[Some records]
--*--

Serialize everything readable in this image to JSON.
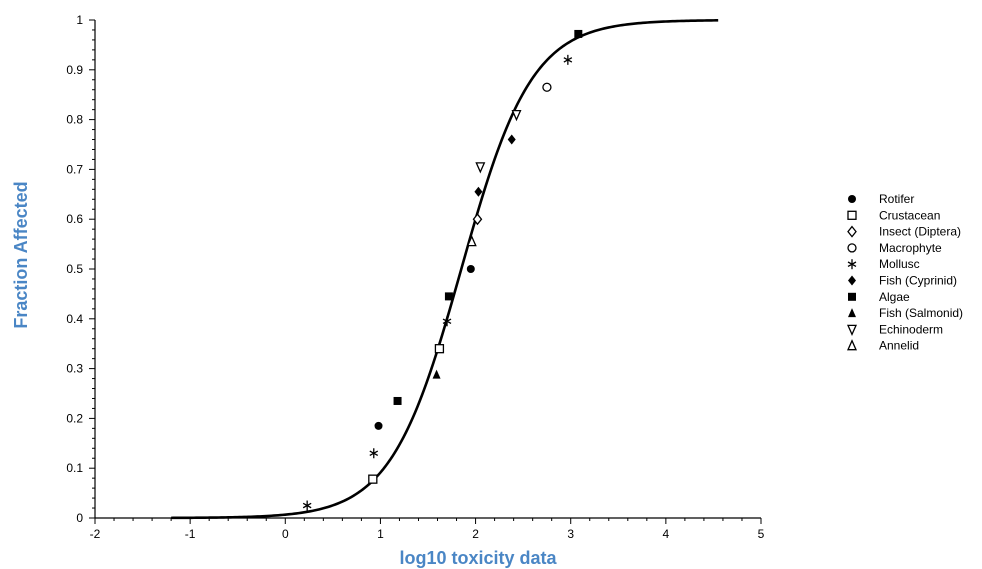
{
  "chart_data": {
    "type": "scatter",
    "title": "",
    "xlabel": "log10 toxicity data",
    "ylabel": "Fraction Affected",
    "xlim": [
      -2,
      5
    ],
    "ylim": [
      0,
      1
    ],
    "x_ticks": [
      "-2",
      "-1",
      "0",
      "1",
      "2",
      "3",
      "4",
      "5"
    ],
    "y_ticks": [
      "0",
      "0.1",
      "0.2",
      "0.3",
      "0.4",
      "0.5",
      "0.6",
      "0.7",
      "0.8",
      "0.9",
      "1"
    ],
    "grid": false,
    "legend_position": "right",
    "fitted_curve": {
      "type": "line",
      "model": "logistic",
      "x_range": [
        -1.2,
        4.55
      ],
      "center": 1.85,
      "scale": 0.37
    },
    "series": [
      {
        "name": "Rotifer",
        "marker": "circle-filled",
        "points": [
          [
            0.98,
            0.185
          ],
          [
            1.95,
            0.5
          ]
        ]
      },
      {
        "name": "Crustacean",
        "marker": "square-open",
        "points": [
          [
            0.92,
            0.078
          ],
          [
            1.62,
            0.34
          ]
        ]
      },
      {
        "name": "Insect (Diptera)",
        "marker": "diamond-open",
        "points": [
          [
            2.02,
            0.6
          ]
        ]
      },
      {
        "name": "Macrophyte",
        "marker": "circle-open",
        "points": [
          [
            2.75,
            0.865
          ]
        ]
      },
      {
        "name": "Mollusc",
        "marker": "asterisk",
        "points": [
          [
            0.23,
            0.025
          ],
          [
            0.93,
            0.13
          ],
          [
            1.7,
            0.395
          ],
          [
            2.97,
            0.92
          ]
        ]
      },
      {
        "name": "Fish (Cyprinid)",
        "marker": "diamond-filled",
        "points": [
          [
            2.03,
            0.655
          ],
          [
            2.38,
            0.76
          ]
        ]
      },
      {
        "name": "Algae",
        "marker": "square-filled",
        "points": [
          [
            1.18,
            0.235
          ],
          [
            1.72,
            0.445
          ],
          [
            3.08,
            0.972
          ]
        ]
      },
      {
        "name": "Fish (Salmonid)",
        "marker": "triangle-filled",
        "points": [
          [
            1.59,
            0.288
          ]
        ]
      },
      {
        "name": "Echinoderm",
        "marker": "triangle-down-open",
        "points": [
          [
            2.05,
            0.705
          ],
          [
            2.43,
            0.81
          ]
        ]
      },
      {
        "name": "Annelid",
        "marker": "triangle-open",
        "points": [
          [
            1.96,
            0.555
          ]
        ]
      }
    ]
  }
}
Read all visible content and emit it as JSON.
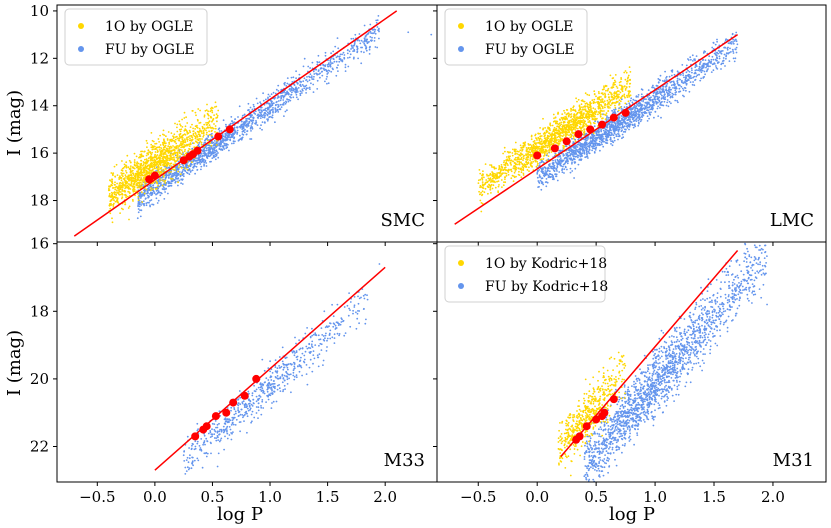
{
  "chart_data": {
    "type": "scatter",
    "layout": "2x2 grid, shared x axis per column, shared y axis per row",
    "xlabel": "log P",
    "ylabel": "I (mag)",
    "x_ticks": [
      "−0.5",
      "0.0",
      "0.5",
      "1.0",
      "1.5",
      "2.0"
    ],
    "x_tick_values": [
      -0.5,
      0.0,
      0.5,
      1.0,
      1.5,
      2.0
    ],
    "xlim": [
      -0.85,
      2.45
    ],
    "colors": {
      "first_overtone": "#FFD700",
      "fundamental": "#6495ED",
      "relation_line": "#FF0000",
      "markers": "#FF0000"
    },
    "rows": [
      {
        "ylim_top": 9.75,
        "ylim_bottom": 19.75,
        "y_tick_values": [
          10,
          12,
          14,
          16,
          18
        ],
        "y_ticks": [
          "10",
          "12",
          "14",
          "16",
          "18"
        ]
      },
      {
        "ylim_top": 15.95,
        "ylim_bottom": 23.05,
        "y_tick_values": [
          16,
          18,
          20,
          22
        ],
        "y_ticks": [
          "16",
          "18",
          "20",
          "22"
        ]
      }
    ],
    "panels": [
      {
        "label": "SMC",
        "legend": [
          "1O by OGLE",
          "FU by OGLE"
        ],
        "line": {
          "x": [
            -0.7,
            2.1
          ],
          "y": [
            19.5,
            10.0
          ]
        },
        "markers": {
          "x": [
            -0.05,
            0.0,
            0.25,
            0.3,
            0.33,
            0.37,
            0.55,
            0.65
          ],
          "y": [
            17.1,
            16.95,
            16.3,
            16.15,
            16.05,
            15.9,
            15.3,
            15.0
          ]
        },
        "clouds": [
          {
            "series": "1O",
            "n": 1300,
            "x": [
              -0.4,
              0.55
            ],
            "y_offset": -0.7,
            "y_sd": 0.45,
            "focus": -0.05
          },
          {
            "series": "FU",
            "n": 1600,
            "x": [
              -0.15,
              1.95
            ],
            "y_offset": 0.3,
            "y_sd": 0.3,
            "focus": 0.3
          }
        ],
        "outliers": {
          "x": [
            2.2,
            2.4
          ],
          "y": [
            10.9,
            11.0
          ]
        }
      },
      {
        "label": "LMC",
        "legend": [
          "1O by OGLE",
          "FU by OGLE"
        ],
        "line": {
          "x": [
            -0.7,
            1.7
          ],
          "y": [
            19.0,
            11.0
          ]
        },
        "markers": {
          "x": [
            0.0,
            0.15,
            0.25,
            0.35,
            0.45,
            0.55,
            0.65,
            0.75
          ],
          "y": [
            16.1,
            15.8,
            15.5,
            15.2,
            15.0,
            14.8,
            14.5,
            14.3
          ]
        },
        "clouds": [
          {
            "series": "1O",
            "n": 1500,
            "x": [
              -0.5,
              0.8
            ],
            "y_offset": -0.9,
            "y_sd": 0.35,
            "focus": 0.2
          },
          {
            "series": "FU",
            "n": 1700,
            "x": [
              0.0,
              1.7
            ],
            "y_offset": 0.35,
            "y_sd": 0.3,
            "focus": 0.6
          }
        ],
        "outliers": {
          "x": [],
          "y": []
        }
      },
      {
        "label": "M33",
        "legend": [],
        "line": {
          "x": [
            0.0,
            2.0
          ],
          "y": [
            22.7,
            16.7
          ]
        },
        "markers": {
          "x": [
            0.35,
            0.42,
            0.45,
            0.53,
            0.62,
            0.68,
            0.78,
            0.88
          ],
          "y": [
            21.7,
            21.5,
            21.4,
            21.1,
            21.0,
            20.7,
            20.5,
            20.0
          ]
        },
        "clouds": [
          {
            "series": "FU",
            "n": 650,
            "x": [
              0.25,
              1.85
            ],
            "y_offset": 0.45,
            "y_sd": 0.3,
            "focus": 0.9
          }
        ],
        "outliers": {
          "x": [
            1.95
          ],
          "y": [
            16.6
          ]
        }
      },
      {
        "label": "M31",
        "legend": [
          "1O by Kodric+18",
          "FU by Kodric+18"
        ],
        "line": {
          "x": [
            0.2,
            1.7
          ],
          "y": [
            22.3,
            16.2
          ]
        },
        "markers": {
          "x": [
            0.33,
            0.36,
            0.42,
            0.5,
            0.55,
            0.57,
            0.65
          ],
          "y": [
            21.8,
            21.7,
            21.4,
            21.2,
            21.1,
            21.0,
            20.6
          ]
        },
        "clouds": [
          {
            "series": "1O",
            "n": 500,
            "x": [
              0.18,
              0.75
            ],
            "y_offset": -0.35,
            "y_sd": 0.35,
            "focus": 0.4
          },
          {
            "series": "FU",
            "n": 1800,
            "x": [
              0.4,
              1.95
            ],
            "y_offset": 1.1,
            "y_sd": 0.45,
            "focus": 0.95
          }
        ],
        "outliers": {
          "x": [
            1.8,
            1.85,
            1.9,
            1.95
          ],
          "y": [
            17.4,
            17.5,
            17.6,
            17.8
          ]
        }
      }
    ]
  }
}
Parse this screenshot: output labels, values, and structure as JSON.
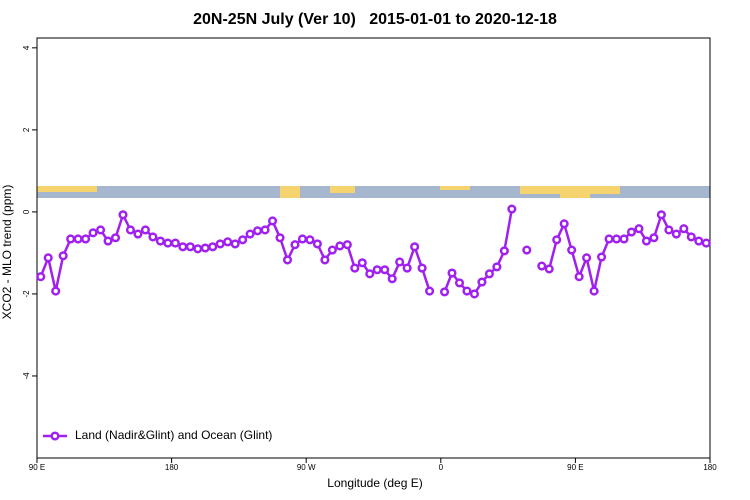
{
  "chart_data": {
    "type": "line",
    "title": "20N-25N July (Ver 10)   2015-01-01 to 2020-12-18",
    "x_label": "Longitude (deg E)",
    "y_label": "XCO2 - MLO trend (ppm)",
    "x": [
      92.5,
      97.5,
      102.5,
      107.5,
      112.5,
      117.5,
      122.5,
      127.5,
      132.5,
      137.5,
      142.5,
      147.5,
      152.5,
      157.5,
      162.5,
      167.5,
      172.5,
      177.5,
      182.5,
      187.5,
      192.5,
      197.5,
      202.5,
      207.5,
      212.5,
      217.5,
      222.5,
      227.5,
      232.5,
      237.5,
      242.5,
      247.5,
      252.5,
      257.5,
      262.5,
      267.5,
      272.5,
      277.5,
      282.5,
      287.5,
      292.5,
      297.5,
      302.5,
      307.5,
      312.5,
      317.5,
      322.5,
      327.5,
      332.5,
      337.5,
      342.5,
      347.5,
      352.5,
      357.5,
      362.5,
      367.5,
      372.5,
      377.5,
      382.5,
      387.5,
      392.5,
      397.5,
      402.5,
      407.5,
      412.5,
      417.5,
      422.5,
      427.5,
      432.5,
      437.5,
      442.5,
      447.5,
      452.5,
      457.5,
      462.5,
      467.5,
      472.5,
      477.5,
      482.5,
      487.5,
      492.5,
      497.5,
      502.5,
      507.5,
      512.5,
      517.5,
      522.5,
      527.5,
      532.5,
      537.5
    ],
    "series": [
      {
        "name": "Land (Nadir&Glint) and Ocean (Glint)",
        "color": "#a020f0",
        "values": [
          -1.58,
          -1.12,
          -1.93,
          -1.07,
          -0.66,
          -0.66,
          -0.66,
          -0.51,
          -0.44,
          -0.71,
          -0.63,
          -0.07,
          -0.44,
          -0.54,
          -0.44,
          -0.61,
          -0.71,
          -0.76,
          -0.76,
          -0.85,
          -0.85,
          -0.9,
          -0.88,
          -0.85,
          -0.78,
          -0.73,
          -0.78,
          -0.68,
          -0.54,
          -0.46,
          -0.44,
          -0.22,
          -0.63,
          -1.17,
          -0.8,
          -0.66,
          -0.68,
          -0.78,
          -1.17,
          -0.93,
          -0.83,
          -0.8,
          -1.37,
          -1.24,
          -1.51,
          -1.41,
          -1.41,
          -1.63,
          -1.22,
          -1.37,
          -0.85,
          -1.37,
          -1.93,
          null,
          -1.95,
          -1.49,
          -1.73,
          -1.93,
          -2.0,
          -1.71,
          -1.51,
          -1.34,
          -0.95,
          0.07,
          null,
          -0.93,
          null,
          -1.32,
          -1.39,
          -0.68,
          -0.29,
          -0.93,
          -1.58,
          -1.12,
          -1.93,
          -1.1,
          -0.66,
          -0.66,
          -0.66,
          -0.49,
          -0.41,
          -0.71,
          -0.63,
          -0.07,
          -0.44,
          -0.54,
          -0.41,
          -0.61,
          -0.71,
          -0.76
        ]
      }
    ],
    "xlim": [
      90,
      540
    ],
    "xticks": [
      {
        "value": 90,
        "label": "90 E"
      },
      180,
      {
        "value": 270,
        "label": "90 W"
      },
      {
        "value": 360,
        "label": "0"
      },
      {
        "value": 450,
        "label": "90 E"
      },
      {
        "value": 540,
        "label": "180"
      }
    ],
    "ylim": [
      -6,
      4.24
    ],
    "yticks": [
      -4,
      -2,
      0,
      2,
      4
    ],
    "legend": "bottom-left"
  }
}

--*--

> _Task description_
Search the records for the word "open", then list every line that has it.

> _Output for this task_
        "marker": "square-open",
        "marker": "diamond-open",
        "marker": "circle-open",
        "marker": "triangle-down-open",
        "marker": "triangle-open",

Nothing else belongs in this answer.